» **AIM**
Read through the entries below and return each line with the word "Lengua".

-- EXTRACTED ENTRIES start --

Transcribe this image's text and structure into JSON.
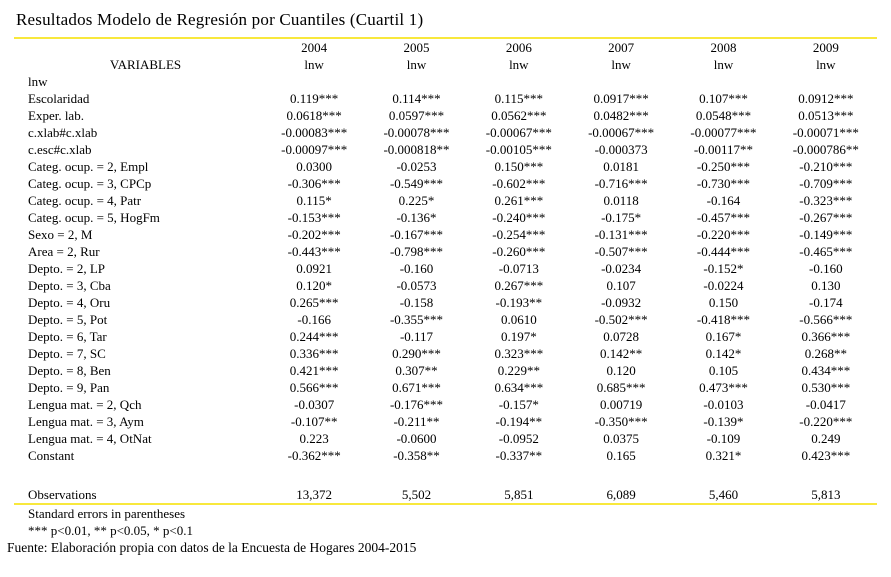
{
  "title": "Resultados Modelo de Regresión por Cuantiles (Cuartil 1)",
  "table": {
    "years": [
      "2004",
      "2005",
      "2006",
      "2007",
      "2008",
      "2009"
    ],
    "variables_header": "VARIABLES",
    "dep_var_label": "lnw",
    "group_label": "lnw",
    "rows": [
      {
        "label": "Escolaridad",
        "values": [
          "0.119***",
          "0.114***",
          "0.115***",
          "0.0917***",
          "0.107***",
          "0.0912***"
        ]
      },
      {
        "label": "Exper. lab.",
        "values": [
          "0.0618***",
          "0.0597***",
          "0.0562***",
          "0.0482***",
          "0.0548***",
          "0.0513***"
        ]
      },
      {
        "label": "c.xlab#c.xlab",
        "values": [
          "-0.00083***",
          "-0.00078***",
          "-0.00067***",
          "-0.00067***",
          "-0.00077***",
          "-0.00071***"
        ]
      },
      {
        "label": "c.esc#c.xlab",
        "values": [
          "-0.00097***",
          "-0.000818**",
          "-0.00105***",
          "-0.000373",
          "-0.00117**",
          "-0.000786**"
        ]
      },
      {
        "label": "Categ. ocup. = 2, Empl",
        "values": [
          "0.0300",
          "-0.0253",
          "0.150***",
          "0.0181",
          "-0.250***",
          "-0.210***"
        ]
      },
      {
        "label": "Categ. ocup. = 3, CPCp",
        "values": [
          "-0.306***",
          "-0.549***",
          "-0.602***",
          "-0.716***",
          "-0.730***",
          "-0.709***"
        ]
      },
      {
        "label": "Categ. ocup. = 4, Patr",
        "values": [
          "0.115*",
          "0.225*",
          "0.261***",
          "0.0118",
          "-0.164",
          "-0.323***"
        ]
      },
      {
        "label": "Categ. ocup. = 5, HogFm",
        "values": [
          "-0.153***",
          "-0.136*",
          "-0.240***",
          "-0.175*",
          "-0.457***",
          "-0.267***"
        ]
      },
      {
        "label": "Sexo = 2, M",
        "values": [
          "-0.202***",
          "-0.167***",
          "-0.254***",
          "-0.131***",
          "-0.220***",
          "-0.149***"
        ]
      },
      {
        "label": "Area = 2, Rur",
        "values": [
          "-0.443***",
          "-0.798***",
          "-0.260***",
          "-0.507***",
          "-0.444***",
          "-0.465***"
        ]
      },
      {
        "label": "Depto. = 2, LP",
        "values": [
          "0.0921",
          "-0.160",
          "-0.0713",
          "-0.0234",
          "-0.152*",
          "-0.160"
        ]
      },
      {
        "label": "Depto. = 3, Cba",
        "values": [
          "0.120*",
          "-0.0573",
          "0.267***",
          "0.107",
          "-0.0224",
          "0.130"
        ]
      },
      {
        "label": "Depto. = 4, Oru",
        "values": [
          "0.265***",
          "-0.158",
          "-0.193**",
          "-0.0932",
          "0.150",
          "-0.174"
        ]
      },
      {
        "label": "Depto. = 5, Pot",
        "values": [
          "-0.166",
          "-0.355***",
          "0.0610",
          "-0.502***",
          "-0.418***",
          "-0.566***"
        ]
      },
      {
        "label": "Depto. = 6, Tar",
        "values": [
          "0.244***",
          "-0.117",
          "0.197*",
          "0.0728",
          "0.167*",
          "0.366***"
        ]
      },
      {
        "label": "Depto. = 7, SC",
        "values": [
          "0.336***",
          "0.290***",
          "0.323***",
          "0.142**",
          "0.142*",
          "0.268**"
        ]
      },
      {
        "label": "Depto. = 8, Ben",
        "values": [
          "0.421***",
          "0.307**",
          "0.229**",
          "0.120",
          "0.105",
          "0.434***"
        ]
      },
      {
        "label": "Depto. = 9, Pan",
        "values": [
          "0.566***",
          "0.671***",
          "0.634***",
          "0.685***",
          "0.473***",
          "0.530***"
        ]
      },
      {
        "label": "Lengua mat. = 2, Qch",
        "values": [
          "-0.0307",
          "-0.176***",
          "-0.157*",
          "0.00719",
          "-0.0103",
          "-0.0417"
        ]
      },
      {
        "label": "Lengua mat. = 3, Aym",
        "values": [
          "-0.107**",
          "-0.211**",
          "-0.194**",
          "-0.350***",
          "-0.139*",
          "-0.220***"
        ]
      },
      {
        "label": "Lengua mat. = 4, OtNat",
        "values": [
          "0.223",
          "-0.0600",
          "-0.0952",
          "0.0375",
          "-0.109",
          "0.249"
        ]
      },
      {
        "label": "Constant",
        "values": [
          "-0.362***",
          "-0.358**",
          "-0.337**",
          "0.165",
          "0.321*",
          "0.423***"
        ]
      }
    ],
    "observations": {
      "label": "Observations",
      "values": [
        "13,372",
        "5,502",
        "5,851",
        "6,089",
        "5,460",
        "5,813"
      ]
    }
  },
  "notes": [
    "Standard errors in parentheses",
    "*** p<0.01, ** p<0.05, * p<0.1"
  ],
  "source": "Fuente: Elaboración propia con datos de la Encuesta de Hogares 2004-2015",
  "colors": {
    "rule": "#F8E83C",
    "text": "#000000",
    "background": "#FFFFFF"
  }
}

-- EXTRACTED ENTRIES end --

» **THE RESPONSE**
        "label": "Lengua mat. = 2, Qch",
        "label": "Lengua mat. = 3, Aym",
        "label": "Lengua mat. = 4, OtNat",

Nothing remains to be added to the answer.